Wikidata deployment edit

 
Wikidata logo

Wikidata, the knowledge base project run by Wikimedia Deutschland (WMDE), began integrating with Wikisource on 14 January. This was the first phase of the deployment, in which Wikidata takes over inter-project links and centralises them within its own database. The deployment was not universally accepted on Wikisource and a vote to allow blocking of any bots making Wikidata edits was supported. However, in practice, the deployment went ahead with few problems and Lydia Pintscher, Product Manager for Wikidata at WMDE, remarked that the first phase had "gone rather smoothly". The second phase of the deployment, in which Wikisource will be able to access information held by Wikidata, is scheduled for 25th February.

The following sections are excerpted from the full report.

Introduction edit

When we started devising the plan for the IEG project, the only certainty was that we were starting an uncertain endeavor, with many hidden variables and unknown dangers, which didn’t let us make as many specific promises as we would have liked. However, 10 months after these initial steps, we can state confidently that our aim of generating a community momentum has been successful. Future successes will depend on how much the community decides to get involved on a common Wikisource path.

Exercise task: Continue the excerpt on Wikidata and Wikisource, starting right after its last sentence. The listing has no connection to the excerpt on Wikidata and Wikisource.

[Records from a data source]
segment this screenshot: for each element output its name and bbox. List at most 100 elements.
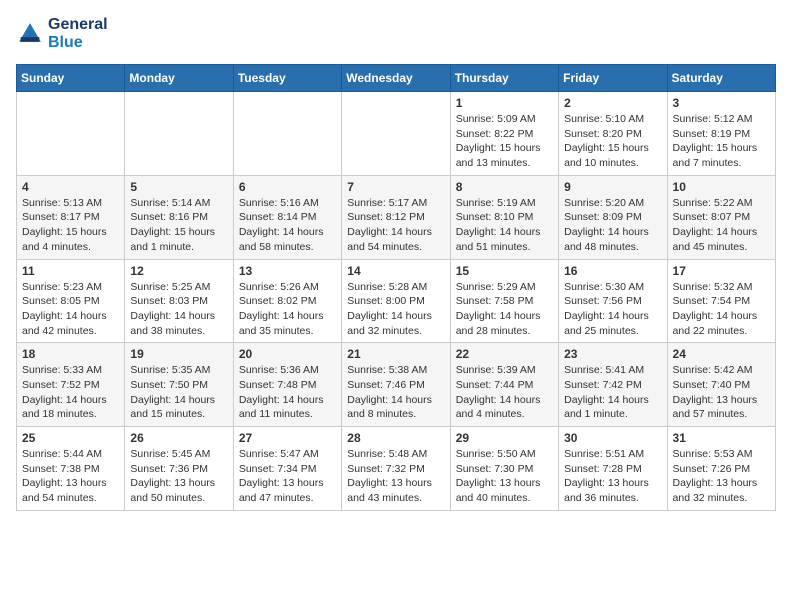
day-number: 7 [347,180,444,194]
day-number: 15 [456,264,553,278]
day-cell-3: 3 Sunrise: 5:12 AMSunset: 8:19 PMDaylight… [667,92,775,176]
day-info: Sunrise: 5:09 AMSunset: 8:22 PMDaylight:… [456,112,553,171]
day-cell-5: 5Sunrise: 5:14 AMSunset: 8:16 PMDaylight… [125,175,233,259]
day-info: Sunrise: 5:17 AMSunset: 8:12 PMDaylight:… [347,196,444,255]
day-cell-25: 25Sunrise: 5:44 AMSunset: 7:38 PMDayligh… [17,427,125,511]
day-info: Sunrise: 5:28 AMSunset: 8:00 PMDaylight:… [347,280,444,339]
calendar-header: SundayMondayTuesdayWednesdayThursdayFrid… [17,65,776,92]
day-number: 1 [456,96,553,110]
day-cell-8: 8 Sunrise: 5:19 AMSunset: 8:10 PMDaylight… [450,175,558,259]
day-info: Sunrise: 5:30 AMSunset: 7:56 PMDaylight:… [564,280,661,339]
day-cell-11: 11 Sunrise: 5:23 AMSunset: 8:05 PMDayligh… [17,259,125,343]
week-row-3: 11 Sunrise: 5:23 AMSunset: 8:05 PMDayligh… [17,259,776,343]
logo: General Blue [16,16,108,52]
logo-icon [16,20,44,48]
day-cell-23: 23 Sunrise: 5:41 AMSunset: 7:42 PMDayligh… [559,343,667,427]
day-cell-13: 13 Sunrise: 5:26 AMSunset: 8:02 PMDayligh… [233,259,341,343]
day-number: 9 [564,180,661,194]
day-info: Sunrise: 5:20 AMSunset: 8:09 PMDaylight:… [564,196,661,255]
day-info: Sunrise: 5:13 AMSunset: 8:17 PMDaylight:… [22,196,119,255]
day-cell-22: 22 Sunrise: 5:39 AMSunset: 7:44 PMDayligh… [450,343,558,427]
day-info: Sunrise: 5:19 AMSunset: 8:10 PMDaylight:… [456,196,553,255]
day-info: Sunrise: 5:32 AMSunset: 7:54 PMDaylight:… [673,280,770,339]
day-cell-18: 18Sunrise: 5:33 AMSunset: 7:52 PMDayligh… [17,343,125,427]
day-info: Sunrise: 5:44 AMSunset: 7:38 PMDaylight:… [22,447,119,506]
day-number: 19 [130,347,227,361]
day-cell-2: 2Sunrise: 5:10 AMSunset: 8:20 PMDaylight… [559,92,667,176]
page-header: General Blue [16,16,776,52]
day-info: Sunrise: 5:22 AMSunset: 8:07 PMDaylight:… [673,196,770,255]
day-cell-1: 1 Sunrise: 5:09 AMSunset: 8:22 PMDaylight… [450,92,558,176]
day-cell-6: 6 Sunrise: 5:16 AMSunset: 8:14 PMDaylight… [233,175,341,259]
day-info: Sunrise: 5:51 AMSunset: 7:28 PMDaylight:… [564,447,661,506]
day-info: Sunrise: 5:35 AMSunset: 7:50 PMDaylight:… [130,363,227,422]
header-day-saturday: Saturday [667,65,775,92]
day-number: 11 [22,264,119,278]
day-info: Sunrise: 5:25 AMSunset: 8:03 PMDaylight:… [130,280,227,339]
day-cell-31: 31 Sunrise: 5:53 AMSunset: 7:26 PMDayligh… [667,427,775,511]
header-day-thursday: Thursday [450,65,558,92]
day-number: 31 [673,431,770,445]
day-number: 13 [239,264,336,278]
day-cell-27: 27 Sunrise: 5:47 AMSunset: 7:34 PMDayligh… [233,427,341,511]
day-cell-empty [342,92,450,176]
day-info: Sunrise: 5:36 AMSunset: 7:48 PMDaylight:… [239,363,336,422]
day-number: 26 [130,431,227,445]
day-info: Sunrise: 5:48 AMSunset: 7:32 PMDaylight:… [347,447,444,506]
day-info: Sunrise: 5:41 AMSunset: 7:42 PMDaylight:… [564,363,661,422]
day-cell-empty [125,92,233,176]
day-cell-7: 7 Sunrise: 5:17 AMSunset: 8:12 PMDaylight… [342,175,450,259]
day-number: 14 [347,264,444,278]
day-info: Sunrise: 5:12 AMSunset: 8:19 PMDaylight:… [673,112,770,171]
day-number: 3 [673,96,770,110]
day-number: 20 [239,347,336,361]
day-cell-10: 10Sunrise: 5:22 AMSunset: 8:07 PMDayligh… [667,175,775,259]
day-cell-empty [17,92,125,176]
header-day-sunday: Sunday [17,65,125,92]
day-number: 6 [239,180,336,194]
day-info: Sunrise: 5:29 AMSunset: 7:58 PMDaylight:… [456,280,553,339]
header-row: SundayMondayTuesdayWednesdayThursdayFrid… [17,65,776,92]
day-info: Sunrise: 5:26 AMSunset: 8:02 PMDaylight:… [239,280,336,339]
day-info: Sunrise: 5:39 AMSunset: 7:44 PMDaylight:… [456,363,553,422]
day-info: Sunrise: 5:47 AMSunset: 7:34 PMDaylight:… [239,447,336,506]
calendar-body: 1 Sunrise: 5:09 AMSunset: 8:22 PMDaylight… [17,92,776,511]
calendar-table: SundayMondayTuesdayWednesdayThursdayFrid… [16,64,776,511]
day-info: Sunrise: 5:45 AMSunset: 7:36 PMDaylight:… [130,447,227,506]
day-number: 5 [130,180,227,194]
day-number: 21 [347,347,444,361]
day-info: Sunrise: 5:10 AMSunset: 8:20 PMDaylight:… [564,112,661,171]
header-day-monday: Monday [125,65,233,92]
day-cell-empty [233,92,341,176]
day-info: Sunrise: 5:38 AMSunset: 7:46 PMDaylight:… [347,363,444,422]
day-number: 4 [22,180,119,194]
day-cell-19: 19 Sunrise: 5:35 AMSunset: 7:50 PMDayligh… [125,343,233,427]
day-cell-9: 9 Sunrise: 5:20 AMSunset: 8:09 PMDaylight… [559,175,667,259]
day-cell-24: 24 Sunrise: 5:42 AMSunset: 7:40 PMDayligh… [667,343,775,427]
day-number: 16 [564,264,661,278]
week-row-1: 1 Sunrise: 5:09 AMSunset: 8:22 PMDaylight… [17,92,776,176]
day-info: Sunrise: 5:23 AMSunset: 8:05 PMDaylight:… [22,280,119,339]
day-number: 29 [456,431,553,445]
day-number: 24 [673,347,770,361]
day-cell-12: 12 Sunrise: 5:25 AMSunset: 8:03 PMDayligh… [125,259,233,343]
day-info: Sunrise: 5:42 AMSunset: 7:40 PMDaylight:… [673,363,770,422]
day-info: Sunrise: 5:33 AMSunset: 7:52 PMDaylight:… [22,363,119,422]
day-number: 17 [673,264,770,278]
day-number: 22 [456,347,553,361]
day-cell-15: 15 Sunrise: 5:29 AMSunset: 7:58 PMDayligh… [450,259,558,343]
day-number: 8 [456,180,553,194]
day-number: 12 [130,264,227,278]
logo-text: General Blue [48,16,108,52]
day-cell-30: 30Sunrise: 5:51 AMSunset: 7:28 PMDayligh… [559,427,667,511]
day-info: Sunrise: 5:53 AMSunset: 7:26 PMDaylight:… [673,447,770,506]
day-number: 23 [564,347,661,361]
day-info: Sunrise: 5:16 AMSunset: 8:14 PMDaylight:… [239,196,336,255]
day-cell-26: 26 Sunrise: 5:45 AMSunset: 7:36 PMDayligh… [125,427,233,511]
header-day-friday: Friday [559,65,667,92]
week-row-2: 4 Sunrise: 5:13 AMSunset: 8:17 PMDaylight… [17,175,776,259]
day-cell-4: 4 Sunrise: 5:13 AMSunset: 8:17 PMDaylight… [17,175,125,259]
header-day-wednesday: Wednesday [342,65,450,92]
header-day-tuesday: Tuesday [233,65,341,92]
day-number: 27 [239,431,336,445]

==

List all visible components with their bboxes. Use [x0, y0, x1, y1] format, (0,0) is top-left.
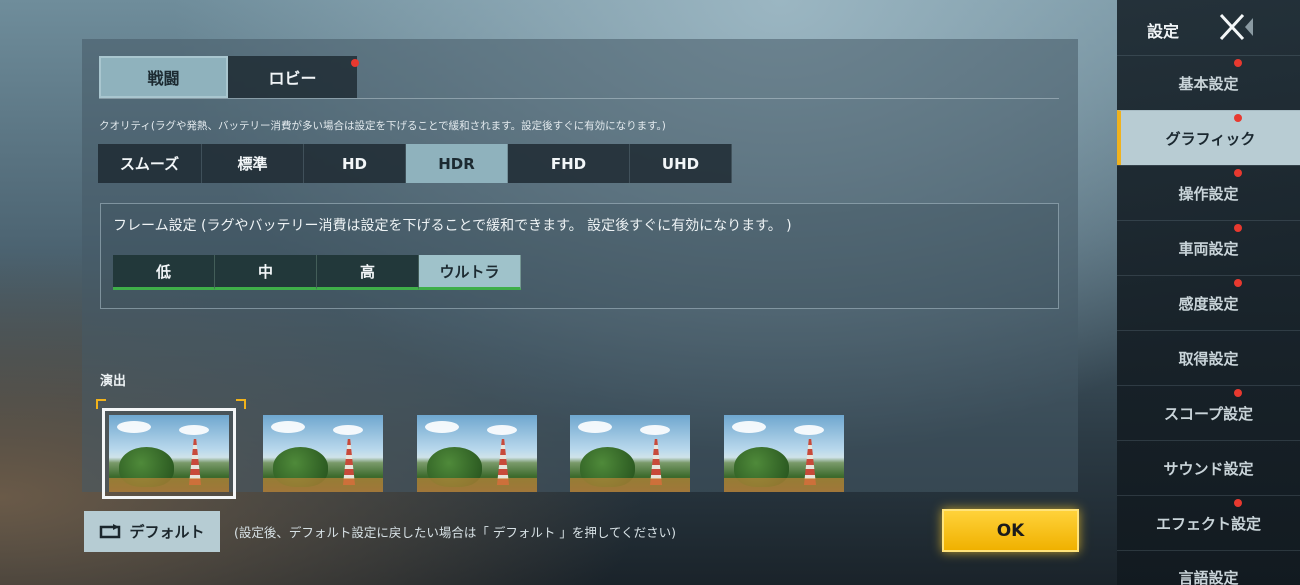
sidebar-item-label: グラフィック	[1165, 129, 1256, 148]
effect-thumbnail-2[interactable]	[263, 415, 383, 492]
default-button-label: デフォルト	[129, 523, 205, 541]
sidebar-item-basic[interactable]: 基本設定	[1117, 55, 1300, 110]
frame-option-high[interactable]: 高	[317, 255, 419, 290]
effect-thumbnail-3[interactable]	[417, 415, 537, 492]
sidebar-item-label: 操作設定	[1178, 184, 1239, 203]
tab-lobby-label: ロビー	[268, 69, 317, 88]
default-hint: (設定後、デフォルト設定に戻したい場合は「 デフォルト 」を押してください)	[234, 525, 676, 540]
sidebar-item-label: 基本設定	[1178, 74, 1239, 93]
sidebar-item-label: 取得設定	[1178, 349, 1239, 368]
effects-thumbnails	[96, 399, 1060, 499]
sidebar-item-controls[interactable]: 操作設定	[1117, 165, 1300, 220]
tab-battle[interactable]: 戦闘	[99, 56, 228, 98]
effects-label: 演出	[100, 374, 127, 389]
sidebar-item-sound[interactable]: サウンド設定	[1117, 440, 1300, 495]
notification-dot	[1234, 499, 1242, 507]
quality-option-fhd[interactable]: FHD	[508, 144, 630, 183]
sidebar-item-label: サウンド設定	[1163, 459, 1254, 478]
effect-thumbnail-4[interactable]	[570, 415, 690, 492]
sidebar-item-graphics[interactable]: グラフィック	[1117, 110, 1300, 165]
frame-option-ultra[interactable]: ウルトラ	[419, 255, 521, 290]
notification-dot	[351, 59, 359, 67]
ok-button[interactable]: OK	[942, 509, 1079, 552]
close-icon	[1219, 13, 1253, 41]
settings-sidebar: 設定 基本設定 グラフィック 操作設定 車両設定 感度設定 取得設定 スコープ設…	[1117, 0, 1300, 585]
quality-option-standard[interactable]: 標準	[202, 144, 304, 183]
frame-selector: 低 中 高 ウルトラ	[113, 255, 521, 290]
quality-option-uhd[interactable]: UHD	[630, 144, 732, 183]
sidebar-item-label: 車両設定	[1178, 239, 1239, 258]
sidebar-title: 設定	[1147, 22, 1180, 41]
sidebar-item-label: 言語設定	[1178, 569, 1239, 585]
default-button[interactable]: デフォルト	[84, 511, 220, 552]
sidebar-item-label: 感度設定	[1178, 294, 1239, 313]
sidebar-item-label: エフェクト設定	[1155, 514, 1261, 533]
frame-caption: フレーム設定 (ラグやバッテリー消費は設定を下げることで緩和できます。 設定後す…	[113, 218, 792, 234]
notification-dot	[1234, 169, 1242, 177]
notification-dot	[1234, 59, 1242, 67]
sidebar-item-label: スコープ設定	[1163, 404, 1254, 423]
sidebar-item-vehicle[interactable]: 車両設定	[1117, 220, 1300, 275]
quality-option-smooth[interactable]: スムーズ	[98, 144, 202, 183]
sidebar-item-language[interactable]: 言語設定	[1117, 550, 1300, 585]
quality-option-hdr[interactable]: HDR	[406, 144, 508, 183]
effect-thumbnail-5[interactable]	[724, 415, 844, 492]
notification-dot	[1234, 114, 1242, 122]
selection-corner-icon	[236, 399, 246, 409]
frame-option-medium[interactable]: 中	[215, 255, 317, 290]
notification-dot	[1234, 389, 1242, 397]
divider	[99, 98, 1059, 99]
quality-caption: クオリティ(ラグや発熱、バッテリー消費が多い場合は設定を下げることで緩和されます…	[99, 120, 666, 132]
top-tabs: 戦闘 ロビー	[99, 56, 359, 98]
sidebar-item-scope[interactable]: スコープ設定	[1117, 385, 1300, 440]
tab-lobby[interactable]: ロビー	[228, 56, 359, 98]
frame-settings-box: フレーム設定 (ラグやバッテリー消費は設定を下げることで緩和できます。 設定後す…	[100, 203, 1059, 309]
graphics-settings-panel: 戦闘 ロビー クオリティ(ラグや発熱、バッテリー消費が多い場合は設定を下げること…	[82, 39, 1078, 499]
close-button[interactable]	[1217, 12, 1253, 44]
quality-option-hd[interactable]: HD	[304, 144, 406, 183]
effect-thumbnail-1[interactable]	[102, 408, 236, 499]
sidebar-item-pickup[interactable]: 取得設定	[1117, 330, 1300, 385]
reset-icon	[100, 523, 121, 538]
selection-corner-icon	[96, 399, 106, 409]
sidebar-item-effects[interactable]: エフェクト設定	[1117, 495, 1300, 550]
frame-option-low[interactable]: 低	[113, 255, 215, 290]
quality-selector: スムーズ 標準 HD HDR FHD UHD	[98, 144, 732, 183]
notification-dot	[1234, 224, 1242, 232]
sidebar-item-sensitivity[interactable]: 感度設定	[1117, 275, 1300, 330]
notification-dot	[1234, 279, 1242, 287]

Answer to this exercise:
Summary edit

  • Community contact through several means: hundreds of emails, discussions, Skype calls, IRC and IRL chats.
  • Outreached to the wider Wikimedia community with our blogposts on Wikimedia blog.
  • Outreach to librarians, scholars, open knowledge activists and developers (also in conferences like: Wikimania, Amsterdam Hackathon, LODLAM, OAI8).
  • Networking people who worked on the same or related subject, but didn't know each other.
  • Establishing initial contacts with potential global partners (Internet Archive, Open Library, Google Books and others)
  • Leading book metadata implementation in Wikidata, with now a fixed date for deployment: Jan 2014
  • Revitalization attempt (successful) of the Wikisource mailing list.
  • Identification of issues that need a technical approach, proposals and assistance to Wikisource-related GsoC projects.
  • Foundation of the Wikisource Community User Group, which led to a community survey and an international proofreading contest.

Outcomes and impact edit

Some of the results are:
  • Wikidata Books task force: the community has been discussing all the book-related properties on Wikidata, as this will affect several Wikimedia projects (Wikipedia, Wikisource, Commons). Many properties (a core set) have now been created. Integration with Wikidata will happen in January 2014. A study of the integration has been done.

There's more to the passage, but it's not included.